◆ Problem to work on
Pictures stay out; everything else in the records below is copied exactly.

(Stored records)
/---

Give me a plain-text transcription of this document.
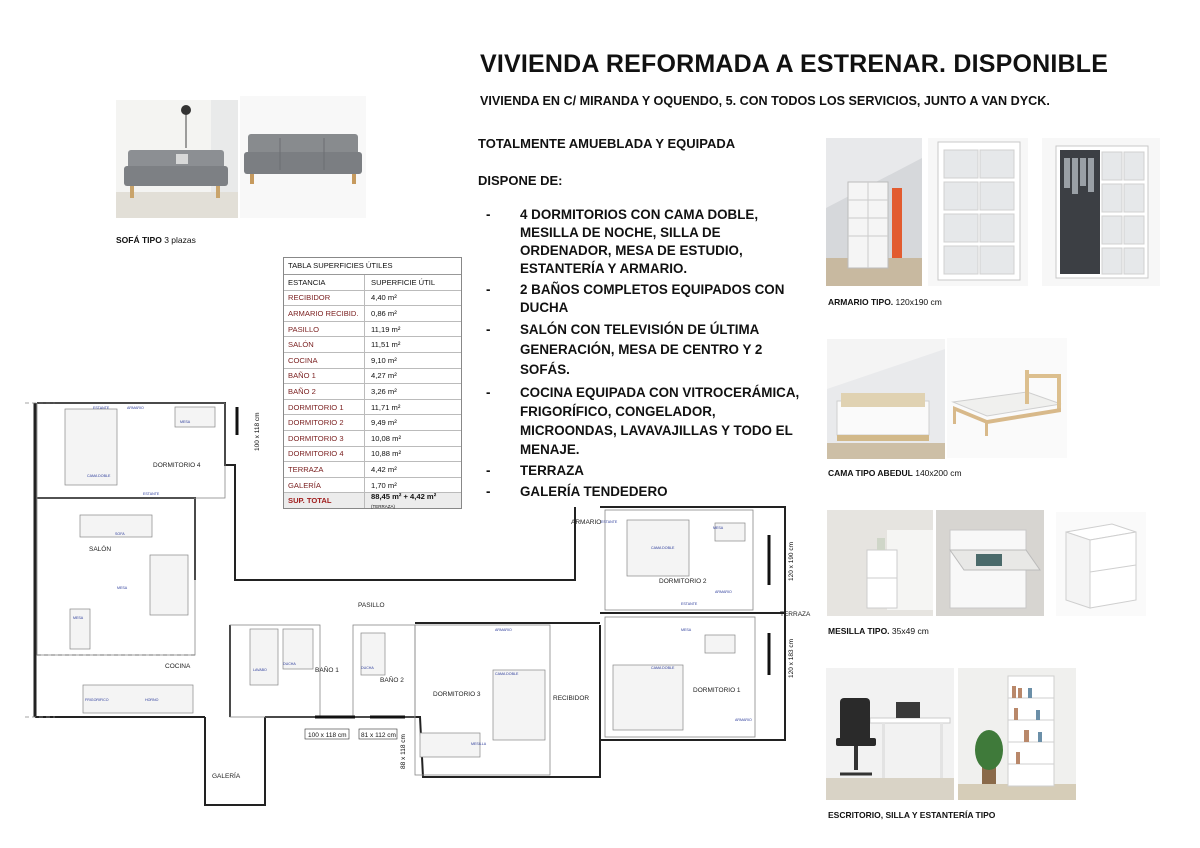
VIVIENDA REFORMADA A ESTRENAR. DISPONIBLE
VIVIENDA EN C/ MIRANDA Y OQUENDO, 5. CON TODOS LOS SERVICIOS, JUNTO A VAN DYCK.
TOTALMENTE AMUEBLADA Y EQUIPADA
DISPONE DE:
- 4 DORMITORIOS CON CAMA DOBLE, MESILLA DE NOCHE, SILLA DE ORDENADOR, MESA DE ESTUDIO, ESTANTERÍA Y ARMARIO.
- 2 BAÑOS COMPLETOS EQUIPADOS CON DUCHA
- SALÓN CON TELEVISIÓN DE ÚLTIMA GENERACIÓN, MESA DE CENTRO Y 2 SOFÁS.
- COCINA EQUIPADA CON VITROCERÁMICA, FRIGORÍFICO, CONGELADOR, MICROONDAS, LAVAVAJILLAS Y TODO EL MENAJE.
- TERRAZA
- GALERÍA TENDEDERO
SOFÁ TIPO 3 plazas
ARMARIO TIPO. 120x190 cm
CAMA TIPO ABEDUL 140x200 cm
MESILLA TIPO. 35x49 cm
ESCRITORIO, SILLA Y ESTANTERÍA TIPO
TABLA SUPERFICIES ÚTILES
ESTANCIA	SUPERFICIE ÚTIL
RECIBIDOR	4,40 m²
ARMARIO RECIBID.	0,86 m²
PASILLO	11,19 m²
SALÓN	11,51 m²
COCINA	9,10 m²
BAÑO 1	4,27 m²
BAÑO 2	3,26 m²
DORMITORIO 1	11,71 m²
DORMITORIO 2	9,49 m²
DORMITORIO 3	10,08 m²
DORMITORIO 4	10,88 m²
TERRAZA	4,42 m²
GALERÍA	1,70 m²
SUP. TOTAL	88,45 m² + 4,42 m² (TERRAZA)
DORMITORIO 4
SALÓN
PASILLO
COCINA
BAÑO 1
BAÑO 2
DORMITORIO 3
RECIBIDOR
DORMITORIO 2
DORMITORIO 1
TERRAZA
GALERÍA
ARMARIO
100 x 118 cm 81 x 112 cm
100 x 118 cm
120 x 190 cm
120 x 183 cm
88 x 118 cm
ESTANTE	ARMARIO
MESA
CAMA DOBLE
ESTANTE
SOFA
MESA
MESA
LAVABO
DUCHA
DUCHA
ARMARIO
CAMA DOBLE
MESILLA
ESTANTE
CAMA DOBLE
MESA
ARMARIO
ESTANTE
CAMA DOBLE
MESA
ARMARIO
FRIGORIFICO	HORNO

\---

◆ Answer for the task
Give me a plain-text transcription of this document.
VIVIENDA REFORMADA A ESTRENAR. DISPONIBLE
VIVIENDA EN C/ MIRANDA Y OQUENDO, 5. CON TODOS LOS SERVICIOS, JUNTO A VAN DYCK.
TOTALMENTE AMUEBLADA Y EQUIPADA
DISPONE DE:
- 4 DORMITORIOS CON CAMA DOBLE, MESILLA DE NOCHE, SILLA DE ORDENADOR, MESA DE ESTUDIO, ESTANTERÍA Y ARMARIO.
- 2 BAÑOS COMPLETOS EQUIPADOS CON DUCHA
- SALÓN CON TELEVISIÓN DE ÚLTIMA GENERACIÓN, MESA DE CENTRO Y 2 SOFÁS.
- COCINA EQUIPADA CON VITROCERÁMICA, FRIGORÍFICO, CONGELADOR, MICROONDAS, LAVAVAJILLAS Y TODO EL MENAJE.
- TERRAZA
- GALERÍA TENDEDERO
SOFÁ TIPO 3 plazas
ARMARIO TIPO. 120x190 cm
CAMA TIPO ABEDUL 140x200 cm
MESILLA TIPO. 35x49 cm
ESCRITORIO, SILLA Y ESTANTERÍA TIPO
TABLA SUPERFICIES ÚTILES
ESTANCIA	SUPERFICIE ÚTIL
RECIBIDOR	4,40 m²
ARMARIO RECIBID.	0,86 m²
PASILLO	11,19 m²
SALÓN	11,51 m²
COCINA	9,10 m²
BAÑO 1	4,27 m²
BAÑO 2	3,26 m²
DORMITORIO 1	11,71 m²
DORMITORIO 2	9,49 m²
DORMITORIO 3	10,08 m²
DORMITORIO 4	10,88 m²
TERRAZA	4,42 m²
GALERÍA	1,70 m²
SUP. TOTAL	88,45 m² + 4,42 m² (TERRAZA)
DORMITORIO 4
SALÓN
PASILLO
COCINA
BAÑO 1
BAÑO 2
DORMITORIO 3
RECIBIDOR
DORMITORIO 2
DORMITORIO 1
TERRAZA
GALERÍA
ARMARIO
100 x 118 cm 81 x 112 cm
100 x 118 cm
120 x 190 cm
120 x 183 cm
88 x 118 cm
ESTANTE	ARMARIO
MESA
CAMA DOBLE
ESTANTE
SOFA
MESA
MESA
LAVABO
DUCHA
DUCHA
ARMARIO
CAMA DOBLE
MESILLA
ESTANTE
CAMA DOBLE
MESA
ARMARIO
ESTANTE
CAMA DOBLE
MESA
ARMARIO
FRIGORIFICO	HORNO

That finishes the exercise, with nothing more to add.